◆ YOUR GOAL
Identify the lines that contain the string "name" and copy all of them.

◆ Stored entries

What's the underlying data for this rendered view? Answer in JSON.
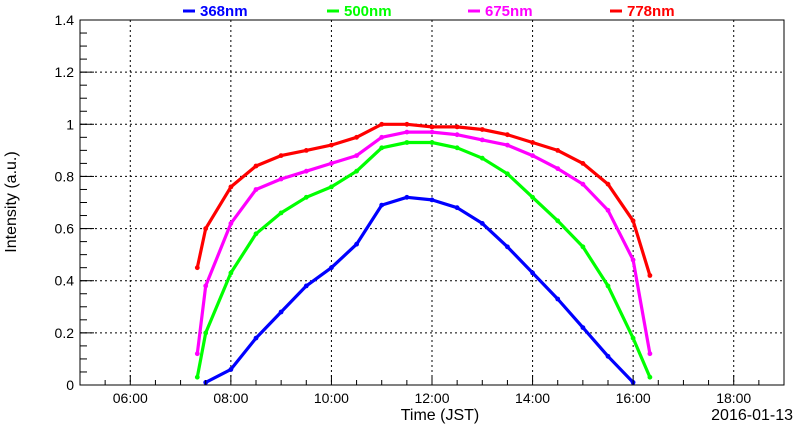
{
  "chart_data": {
    "type": "scatter",
    "title": "",
    "xlabel": "Time (JST)",
    "ylabel": "Intensity (a.u.)",
    "date_label": "2016-01-13",
    "xlim": [
      "05:00",
      "19:00"
    ],
    "ylim": [
      0,
      1.4
    ],
    "x_ticks": [
      "06:00",
      "08:00",
      "10:00",
      "12:00",
      "14:00",
      "16:00",
      "18:00"
    ],
    "y_ticks": [
      "0",
      "0.2",
      "0.4",
      "0.6",
      "0.8",
      "1",
      "1.2",
      "1.4"
    ],
    "grid": true,
    "legend_position": "top",
    "series": [
      {
        "name": "368nm",
        "color": "#0000ff",
        "x": [
          "07:30",
          "08:00",
          "08:30",
          "09:00",
          "09:30",
          "10:00",
          "10:30",
          "11:00",
          "11:30",
          "12:00",
          "12:30",
          "13:00",
          "13:30",
          "14:00",
          "14:30",
          "15:00",
          "15:30",
          "16:00"
        ],
        "y": [
          0.01,
          0.06,
          0.18,
          0.28,
          0.38,
          0.45,
          0.54,
          0.69,
          0.72,
          0.71,
          0.68,
          0.62,
          0.53,
          0.43,
          0.33,
          0.22,
          0.11,
          0.01
        ]
      },
      {
        "name": "500nm",
        "color": "#00ff00",
        "x": [
          "07:20",
          "07:30",
          "08:00",
          "08:30",
          "09:00",
          "09:30",
          "10:00",
          "10:30",
          "11:00",
          "11:30",
          "12:00",
          "12:30",
          "13:00",
          "13:30",
          "14:00",
          "14:30",
          "15:00",
          "15:30",
          "16:00",
          "16:20"
        ],
        "y": [
          0.03,
          0.2,
          0.43,
          0.58,
          0.66,
          0.72,
          0.76,
          0.82,
          0.91,
          0.93,
          0.93,
          0.91,
          0.87,
          0.81,
          0.72,
          0.63,
          0.53,
          0.38,
          0.18,
          0.03
        ]
      },
      {
        "name": "675nm",
        "color": "#ff00ff",
        "x": [
          "07:20",
          "07:30",
          "08:00",
          "08:30",
          "09:00",
          "09:30",
          "10:00",
          "10:30",
          "11:00",
          "11:30",
          "12:00",
          "12:30",
          "13:00",
          "13:30",
          "14:00",
          "14:30",
          "15:00",
          "15:30",
          "16:00",
          "16:20"
        ],
        "y": [
          0.12,
          0.38,
          0.62,
          0.75,
          0.79,
          0.82,
          0.85,
          0.88,
          0.95,
          0.97,
          0.97,
          0.96,
          0.94,
          0.92,
          0.88,
          0.83,
          0.77,
          0.67,
          0.48,
          0.12
        ]
      },
      {
        "name": "778nm",
        "color": "#ff0000",
        "x": [
          "07:20",
          "07:30",
          "08:00",
          "08:30",
          "09:00",
          "09:30",
          "10:00",
          "10:30",
          "11:00",
          "11:30",
          "12:00",
          "12:30",
          "13:00",
          "13:30",
          "14:00",
          "14:30",
          "15:00",
          "15:30",
          "16:00",
          "16:20"
        ],
        "y": [
          0.45,
          0.6,
          0.76,
          0.84,
          0.88,
          0.9,
          0.92,
          0.95,
          1.0,
          1.0,
          0.99,
          0.99,
          0.98,
          0.96,
          0.93,
          0.9,
          0.85,
          0.77,
          0.63,
          0.42
        ]
      }
    ]
  }
}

◆ SOLUTION FOR THIS EXERCISE
        "name": "368nm",
        "name": "500nm",
        "name": "675nm",
        "name": "778nm",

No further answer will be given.